• Given problem: Below are records; state how many of their lines hold the word "Dispensing", and give only the figure.

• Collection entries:
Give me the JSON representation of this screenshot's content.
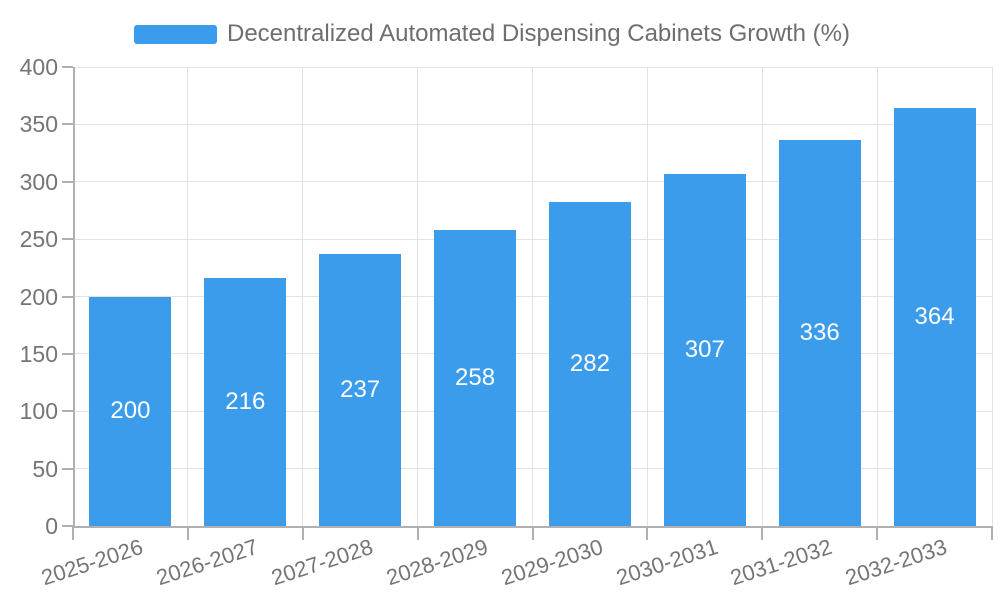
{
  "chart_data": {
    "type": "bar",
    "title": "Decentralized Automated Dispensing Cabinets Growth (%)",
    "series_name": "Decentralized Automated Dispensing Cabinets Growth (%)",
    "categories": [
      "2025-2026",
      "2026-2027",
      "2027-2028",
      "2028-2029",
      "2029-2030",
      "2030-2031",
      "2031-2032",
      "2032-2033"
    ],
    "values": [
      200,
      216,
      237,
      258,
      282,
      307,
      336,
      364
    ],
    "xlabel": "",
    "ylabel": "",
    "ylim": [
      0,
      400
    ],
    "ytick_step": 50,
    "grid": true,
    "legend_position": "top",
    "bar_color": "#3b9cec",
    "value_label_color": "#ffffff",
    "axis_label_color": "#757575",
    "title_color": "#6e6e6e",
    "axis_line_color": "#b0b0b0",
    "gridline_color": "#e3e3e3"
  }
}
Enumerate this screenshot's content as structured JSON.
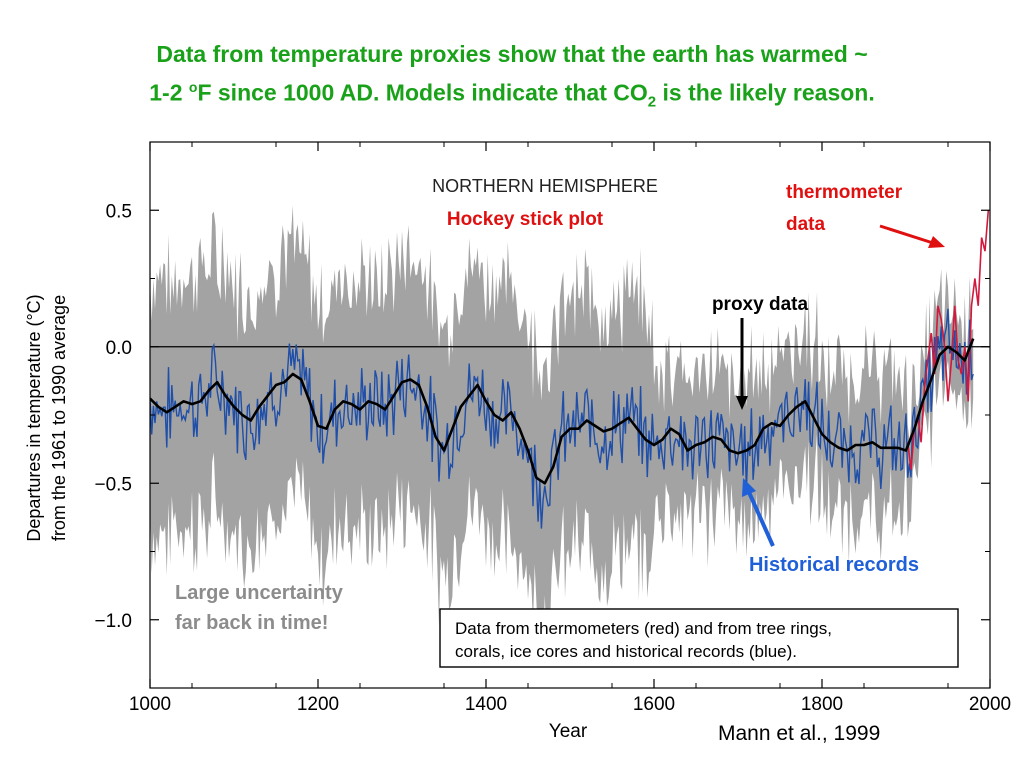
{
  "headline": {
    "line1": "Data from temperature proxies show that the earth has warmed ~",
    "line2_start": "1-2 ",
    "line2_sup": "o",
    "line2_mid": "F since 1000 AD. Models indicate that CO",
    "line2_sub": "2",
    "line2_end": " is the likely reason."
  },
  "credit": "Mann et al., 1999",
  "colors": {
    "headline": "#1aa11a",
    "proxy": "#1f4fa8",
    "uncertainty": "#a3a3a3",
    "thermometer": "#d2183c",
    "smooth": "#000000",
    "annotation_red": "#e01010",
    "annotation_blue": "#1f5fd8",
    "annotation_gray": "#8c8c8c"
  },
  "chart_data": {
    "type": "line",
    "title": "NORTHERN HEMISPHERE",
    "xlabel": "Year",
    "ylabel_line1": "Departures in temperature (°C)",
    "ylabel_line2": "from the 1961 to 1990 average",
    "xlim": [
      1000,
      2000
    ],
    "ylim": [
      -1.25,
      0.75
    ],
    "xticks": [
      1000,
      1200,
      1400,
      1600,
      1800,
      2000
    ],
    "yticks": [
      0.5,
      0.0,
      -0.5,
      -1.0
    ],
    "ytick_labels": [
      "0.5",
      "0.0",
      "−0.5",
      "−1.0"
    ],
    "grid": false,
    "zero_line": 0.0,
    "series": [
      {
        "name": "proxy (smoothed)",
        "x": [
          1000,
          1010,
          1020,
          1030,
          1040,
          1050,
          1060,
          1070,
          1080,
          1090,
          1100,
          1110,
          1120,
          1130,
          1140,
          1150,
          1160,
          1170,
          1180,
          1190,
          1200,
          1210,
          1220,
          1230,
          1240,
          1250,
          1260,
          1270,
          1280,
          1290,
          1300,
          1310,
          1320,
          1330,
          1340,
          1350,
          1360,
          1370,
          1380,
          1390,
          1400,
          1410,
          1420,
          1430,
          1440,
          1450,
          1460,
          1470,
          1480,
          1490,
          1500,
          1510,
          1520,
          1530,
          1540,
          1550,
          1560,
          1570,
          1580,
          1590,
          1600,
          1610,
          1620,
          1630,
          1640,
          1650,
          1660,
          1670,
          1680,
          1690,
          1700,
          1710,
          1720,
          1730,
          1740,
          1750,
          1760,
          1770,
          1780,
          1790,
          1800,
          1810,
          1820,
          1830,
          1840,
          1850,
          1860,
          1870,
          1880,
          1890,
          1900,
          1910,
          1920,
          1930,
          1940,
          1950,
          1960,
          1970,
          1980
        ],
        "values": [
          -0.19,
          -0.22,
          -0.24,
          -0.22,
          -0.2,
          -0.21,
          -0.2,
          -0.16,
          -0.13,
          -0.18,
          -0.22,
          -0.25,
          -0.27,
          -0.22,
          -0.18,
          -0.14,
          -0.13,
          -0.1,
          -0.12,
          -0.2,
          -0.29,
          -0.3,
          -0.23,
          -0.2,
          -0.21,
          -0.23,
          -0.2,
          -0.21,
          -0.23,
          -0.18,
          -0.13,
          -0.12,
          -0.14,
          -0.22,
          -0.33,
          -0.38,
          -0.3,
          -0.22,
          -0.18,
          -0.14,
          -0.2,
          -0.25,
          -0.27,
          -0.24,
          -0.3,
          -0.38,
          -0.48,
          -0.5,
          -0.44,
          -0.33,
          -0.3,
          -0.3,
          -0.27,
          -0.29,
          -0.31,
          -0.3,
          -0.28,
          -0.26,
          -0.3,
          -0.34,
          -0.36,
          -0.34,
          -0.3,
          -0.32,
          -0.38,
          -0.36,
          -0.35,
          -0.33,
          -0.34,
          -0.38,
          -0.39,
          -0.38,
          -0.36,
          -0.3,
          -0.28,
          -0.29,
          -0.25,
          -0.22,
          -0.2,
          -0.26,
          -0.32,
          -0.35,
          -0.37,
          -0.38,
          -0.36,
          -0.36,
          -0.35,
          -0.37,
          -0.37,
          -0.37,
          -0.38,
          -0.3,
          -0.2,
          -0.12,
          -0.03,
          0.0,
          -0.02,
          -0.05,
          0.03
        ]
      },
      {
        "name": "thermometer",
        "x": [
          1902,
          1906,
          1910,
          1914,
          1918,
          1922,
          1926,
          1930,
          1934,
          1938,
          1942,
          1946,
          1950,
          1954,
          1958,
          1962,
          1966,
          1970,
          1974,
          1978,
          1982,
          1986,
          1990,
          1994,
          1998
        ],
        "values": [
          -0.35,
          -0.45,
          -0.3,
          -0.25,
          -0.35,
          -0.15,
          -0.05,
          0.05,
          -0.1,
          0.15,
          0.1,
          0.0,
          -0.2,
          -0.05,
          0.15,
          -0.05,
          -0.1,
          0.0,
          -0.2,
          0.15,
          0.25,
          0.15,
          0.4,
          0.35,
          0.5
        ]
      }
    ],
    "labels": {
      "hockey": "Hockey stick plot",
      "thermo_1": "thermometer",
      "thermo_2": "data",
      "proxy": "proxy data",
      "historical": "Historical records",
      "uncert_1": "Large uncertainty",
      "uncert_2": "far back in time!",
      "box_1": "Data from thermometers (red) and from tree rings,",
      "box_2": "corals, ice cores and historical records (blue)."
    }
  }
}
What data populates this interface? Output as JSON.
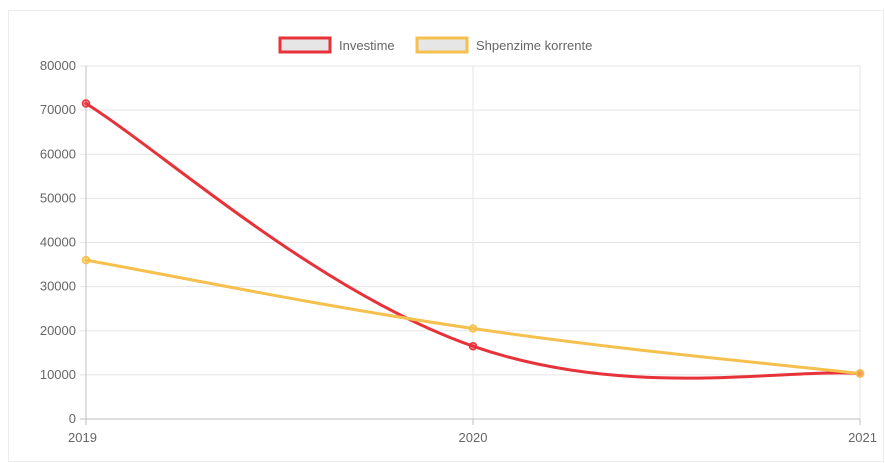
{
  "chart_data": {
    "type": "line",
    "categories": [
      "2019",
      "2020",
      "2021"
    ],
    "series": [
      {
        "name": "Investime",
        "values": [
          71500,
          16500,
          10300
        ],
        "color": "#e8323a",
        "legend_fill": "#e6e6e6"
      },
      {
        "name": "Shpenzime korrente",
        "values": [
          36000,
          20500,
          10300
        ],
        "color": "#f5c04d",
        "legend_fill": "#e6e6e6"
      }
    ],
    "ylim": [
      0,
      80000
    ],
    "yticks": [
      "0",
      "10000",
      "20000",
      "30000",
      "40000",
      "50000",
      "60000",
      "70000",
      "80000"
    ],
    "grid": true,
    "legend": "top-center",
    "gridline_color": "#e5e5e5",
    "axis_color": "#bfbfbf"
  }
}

• Response for this exercise: 2